>> Start Available data

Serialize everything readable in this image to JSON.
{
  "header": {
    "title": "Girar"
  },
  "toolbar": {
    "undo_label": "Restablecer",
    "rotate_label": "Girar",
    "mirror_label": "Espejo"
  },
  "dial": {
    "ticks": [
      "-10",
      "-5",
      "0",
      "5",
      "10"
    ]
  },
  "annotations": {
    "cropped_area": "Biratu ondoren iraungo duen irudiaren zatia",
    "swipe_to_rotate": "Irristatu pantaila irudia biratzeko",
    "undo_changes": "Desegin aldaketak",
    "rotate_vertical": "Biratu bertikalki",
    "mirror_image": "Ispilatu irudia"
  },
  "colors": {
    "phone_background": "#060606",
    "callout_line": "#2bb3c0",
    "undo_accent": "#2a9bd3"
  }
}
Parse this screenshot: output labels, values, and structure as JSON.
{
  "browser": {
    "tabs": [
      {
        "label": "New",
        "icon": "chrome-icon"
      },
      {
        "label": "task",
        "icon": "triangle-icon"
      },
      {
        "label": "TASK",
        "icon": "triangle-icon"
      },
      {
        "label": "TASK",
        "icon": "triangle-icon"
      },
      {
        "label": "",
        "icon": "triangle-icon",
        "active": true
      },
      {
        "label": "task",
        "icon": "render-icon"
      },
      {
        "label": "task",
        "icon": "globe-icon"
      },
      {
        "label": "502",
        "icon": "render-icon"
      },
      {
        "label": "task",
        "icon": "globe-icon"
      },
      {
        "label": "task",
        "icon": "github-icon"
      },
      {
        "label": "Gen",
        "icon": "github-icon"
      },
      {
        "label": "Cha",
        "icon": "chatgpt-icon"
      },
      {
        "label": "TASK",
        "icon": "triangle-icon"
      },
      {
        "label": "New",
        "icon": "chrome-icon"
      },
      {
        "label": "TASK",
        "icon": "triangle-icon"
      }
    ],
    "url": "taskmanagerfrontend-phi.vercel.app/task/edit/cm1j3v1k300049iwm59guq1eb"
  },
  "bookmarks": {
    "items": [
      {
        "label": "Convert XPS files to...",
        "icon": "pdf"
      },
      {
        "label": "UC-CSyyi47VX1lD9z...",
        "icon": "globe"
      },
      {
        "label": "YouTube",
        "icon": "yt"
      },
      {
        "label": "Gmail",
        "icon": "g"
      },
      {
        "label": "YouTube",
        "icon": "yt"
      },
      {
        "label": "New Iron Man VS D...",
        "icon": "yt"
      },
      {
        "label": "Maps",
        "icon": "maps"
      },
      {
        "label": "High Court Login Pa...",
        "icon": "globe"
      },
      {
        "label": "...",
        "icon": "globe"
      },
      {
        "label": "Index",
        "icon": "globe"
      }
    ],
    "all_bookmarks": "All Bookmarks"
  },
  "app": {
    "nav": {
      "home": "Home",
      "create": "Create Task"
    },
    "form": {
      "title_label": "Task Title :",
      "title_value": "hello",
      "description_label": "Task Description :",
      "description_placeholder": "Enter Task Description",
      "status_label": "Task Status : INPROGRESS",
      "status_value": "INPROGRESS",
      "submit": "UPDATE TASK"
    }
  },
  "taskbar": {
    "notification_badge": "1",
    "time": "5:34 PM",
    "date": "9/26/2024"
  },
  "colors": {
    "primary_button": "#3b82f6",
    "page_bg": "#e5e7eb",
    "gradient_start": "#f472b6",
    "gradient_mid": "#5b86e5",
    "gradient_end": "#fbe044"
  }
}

>> End Available data

Write out every line exactly as it stands.

(Exercise answer)
Serialize everything readable in this image to JSON.
{
  "header": {
    "title": "Girar"
  },
  "toolbar": {
    "undo_label": "Restablecer",
    "rotate_label": "Girar",
    "mirror_label": "Espejo"
  },
  "dial": {
    "ticks": [
      "-10",
      "-5",
      "0",
      "5",
      "10"
    ]
  },
  "annotations": {
    "cropped_area": "Biratu ondoren iraungo duen irudiaren zatia",
    "swipe_to_rotate": "Irristatu pantaila irudia biratzeko",
    "undo_changes": "Desegin aldaketak",
    "rotate_vertical": "Biratu bertikalki",
    "mirror_image": "Ispilatu irudia"
  },
  "colors": {
    "phone_background": "#060606",
    "callout_line": "#2bb3c0",
    "undo_accent": "#2a9bd3"
  }
}
Parse this screenshot: output labels, values, and structure as JSON.
{
  "browser": {
    "tabs": [
      {
        "label": "New",
        "icon": "chrome-icon"
      },
      {
        "label": "task",
        "icon": "triangle-icon"
      },
      {
        "label": "TASK",
        "icon": "triangle-icon"
      },
      {
        "label": "TASK",
        "icon": "triangle-icon"
      },
      {
        "label": "",
        "icon": "triangle-icon",
        "active": true
      },
      {
        "label": "task",
        "icon": "render-icon"
      },
      {
        "label": "task",
        "icon": "globe-icon"
      },
      {
        "label": "502",
        "icon": "render-icon"
      },
      {
        "label": "task",
        "icon": "globe-icon"
      },
      {
        "label": "task",
        "icon": "github-icon"
      },
      {
        "label": "Gen",
        "icon": "github-icon"
      },
      {
        "label": "Cha",
        "icon": "chatgpt-icon"
      },
      {
        "label": "TASK",
        "icon": "triangle-icon"
      },
      {
        "label": "New",
        "icon": "chrome-icon"
      },
      {
        "label": "TASK",
        "icon": "triangle-icon"
      }
    ],
    "url": "taskmanagerfrontend-phi.vercel.app/task/edit/cm1j3v1k300049iwm59guq1eb"
  },
  "bookmarks": {
    "items": [
      {
        "label": "Convert XPS files to...",
        "icon": "pdf"
      },
      {
        "label": "UC-CSyyi47VX1lD9z...",
        "icon": "globe"
      },
      {
        "label": "YouTube",
        "icon": "yt"
      },
      {
        "label": "Gmail",
        "icon": "g"
      },
      {
        "label": "YouTube",
        "icon": "yt"
      },
      {
        "label": "New Iron Man VS D...",
        "icon": "yt"
      },
      {
        "label": "Maps",
        "icon": "maps"
      },
      {
        "label": "High Court Login Pa...",
        "icon": "globe"
      },
      {
        "label": "...",
        "icon": "globe"
      },
      {
        "label": "Index",
        "icon": "globe"
      }
    ],
    "all_bookmarks": "All Bookmarks"
  },
  "app": {
    "nav": {
      "home": "Home",
      "create": "Create Task"
    },
    "form": {
      "title_label": "Task Title :",
      "title_value": "hello",
      "description_label": "Task Description :",
      "description_placeholder": "Enter Task Description",
      "status_label": "Task Status : INPROGRESS",
      "status_value": "INPROGRESS",
      "submit": "UPDATE TASK"
    }
  },
  "taskbar": {
    "notification_badge": "1",
    "time": "5:34 PM",
    "date": "9/26/2024"
  },
  "colors": {
    "primary_button": "#3b82f6",
    "page_bg": "#e5e7eb",
    "gradient_start": "#f472b6",
    "gradient_mid": "#5b86e5",
    "gradient_end": "#fbe044"
  }
}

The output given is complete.